Exercise aim: Write out all the lines again, precisely as they stand, but without the images.

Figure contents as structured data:
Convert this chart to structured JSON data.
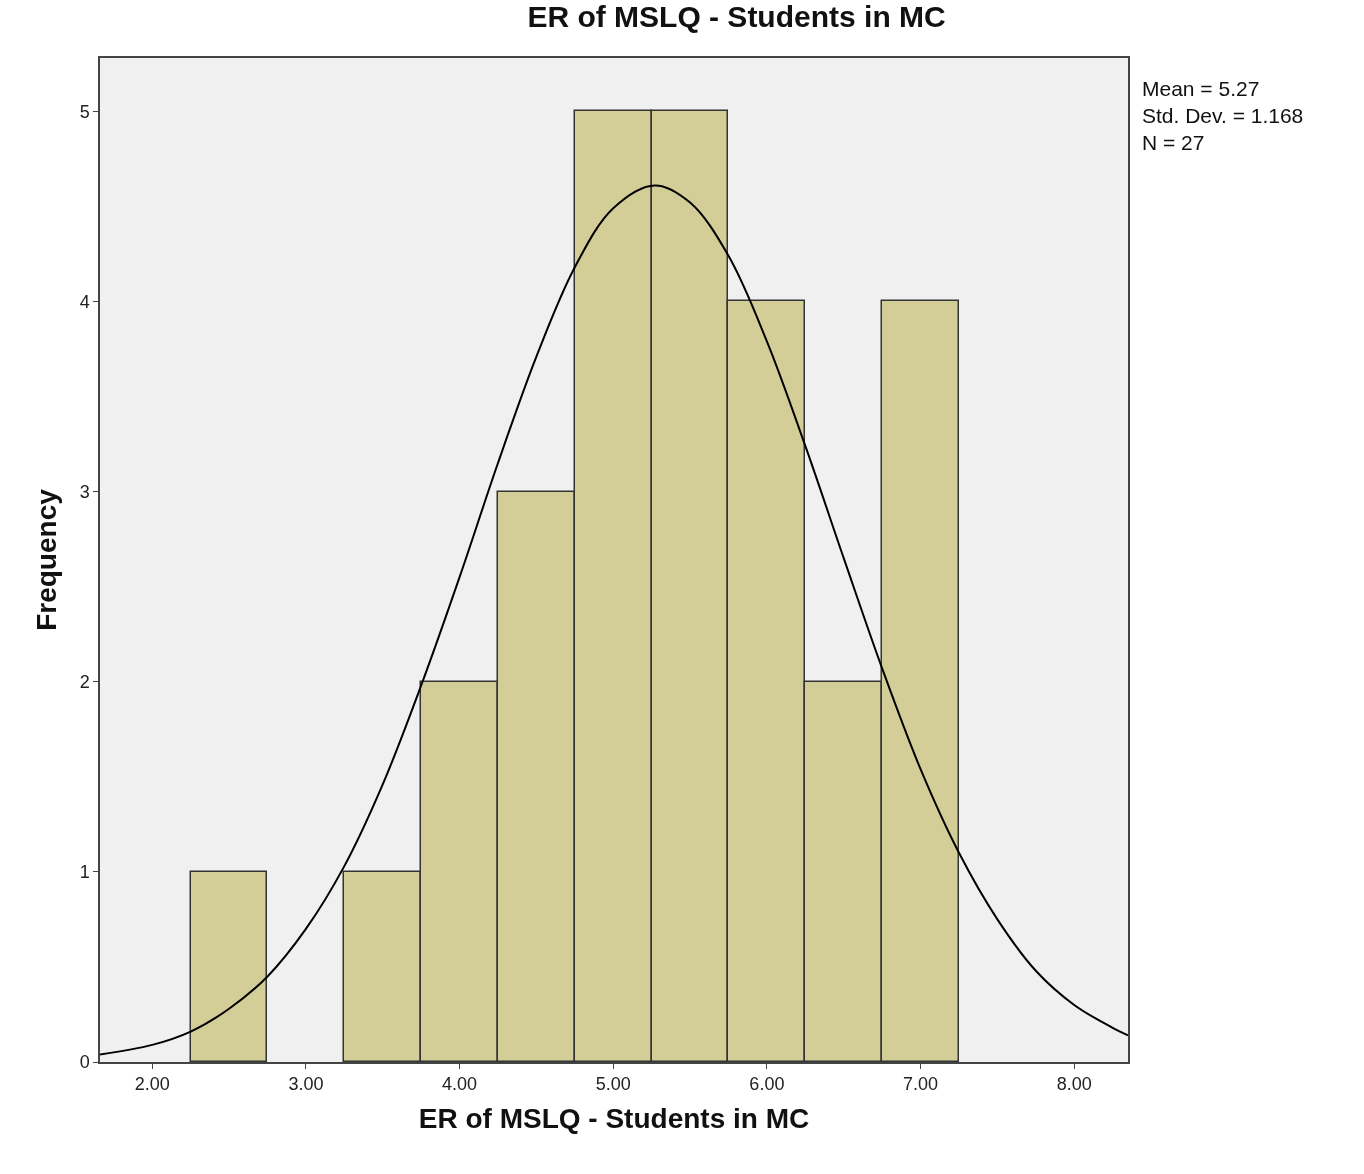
{
  "chart_data": {
    "type": "histogram",
    "title": "ER of MSLQ - Students in MC",
    "xlabel": "ER of MSLQ - Students in MC",
    "ylabel": "Frequency",
    "bins": [
      2.25,
      2.75,
      3.25,
      3.75,
      4.25,
      4.75,
      5.25,
      5.75,
      6.25,
      6.75,
      7.25
    ],
    "values": [
      1,
      0,
      1,
      2,
      3,
      5,
      5,
      4,
      2,
      4
    ],
    "color": "#d3ce98",
    "series": [
      {
        "type": "line",
        "color": "#000000",
        "x": [
          1.66,
          2.0,
          2.25,
          2.5,
          2.75,
          3.0,
          3.25,
          3.5,
          3.75,
          4.0,
          4.25,
          4.5,
          4.75,
          5.0,
          5.27,
          5.5,
          5.75,
          6.0,
          6.25,
          6.5,
          6.75,
          7.0,
          7.25,
          7.5,
          7.75,
          8.0,
          8.25,
          8.35
        ],
        "values": [
          0.04,
          0.09,
          0.16,
          0.28,
          0.45,
          0.7,
          1.03,
          1.46,
          1.98,
          2.55,
          3.15,
          3.71,
          4.18,
          4.49,
          4.61,
          4.52,
          4.24,
          3.79,
          3.24,
          2.65,
          2.07,
          1.54,
          1.1,
          0.75,
          0.48,
          0.3,
          0.18,
          0.14
        ]
      }
    ],
    "xlim": [
      1.66,
      8.35
    ],
    "xticks": [
      {
        "value": 2,
        "label": "2.00"
      },
      {
        "value": 3,
        "label": "3.00"
      },
      {
        "value": 4,
        "label": "4.00"
      },
      {
        "value": 5,
        "label": "5.00"
      },
      {
        "value": 6,
        "label": "6.00"
      },
      {
        "value": 7,
        "label": "7.00"
      },
      {
        "value": 8,
        "label": "8.00"
      }
    ],
    "ylim": [
      0,
      5.28
    ],
    "yticks": [
      0,
      1,
      2,
      3,
      4,
      5
    ],
    "annotations": [
      "Mean = 5.27",
      "Std. Dev. = 1.168",
      "N = 27"
    ],
    "grid": false
  }
}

Response to the exercise:
Convert this chart to structured JSON data.
{
  "chart_data": {
    "type": "histogram",
    "title": "ER of MSLQ - Students in MC",
    "xlabel": "ER of MSLQ - Students in MC",
    "ylabel": "Frequency",
    "bins": [
      2.25,
      2.75,
      3.25,
      3.75,
      4.25,
      4.75,
      5.25,
      5.75,
      6.25,
      6.75,
      7.25
    ],
    "values": [
      1,
      0,
      1,
      2,
      3,
      5,
      5,
      4,
      2,
      4
    ],
    "color": "#d3ce98",
    "series": [
      {
        "type": "line",
        "color": "#000000",
        "x": [
          1.66,
          2.0,
          2.25,
          2.5,
          2.75,
          3.0,
          3.25,
          3.5,
          3.75,
          4.0,
          4.25,
          4.5,
          4.75,
          5.0,
          5.27,
          5.5,
          5.75,
          6.0,
          6.25,
          6.5,
          6.75,
          7.0,
          7.25,
          7.5,
          7.75,
          8.0,
          8.25,
          8.35
        ],
        "values": [
          0.04,
          0.09,
          0.16,
          0.28,
          0.45,
          0.7,
          1.03,
          1.46,
          1.98,
          2.55,
          3.15,
          3.71,
          4.18,
          4.49,
          4.61,
          4.52,
          4.24,
          3.79,
          3.24,
          2.65,
          2.07,
          1.54,
          1.1,
          0.75,
          0.48,
          0.3,
          0.18,
          0.14
        ]
      }
    ],
    "xlim": [
      1.66,
      8.35
    ],
    "xticks": [
      {
        "value": 2,
        "label": "2.00"
      },
      {
        "value": 3,
        "label": "3.00"
      },
      {
        "value": 4,
        "label": "4.00"
      },
      {
        "value": 5,
        "label": "5.00"
      },
      {
        "value": 6,
        "label": "6.00"
      },
      {
        "value": 7,
        "label": "7.00"
      },
      {
        "value": 8,
        "label": "8.00"
      }
    ],
    "ylim": [
      0,
      5.28
    ],
    "yticks": [
      0,
      1,
      2,
      3,
      4,
      5
    ],
    "annotations": [
      "Mean = 5.27",
      "Std. Dev. = 1.168",
      "N = 27"
    ],
    "grid": false
  }
}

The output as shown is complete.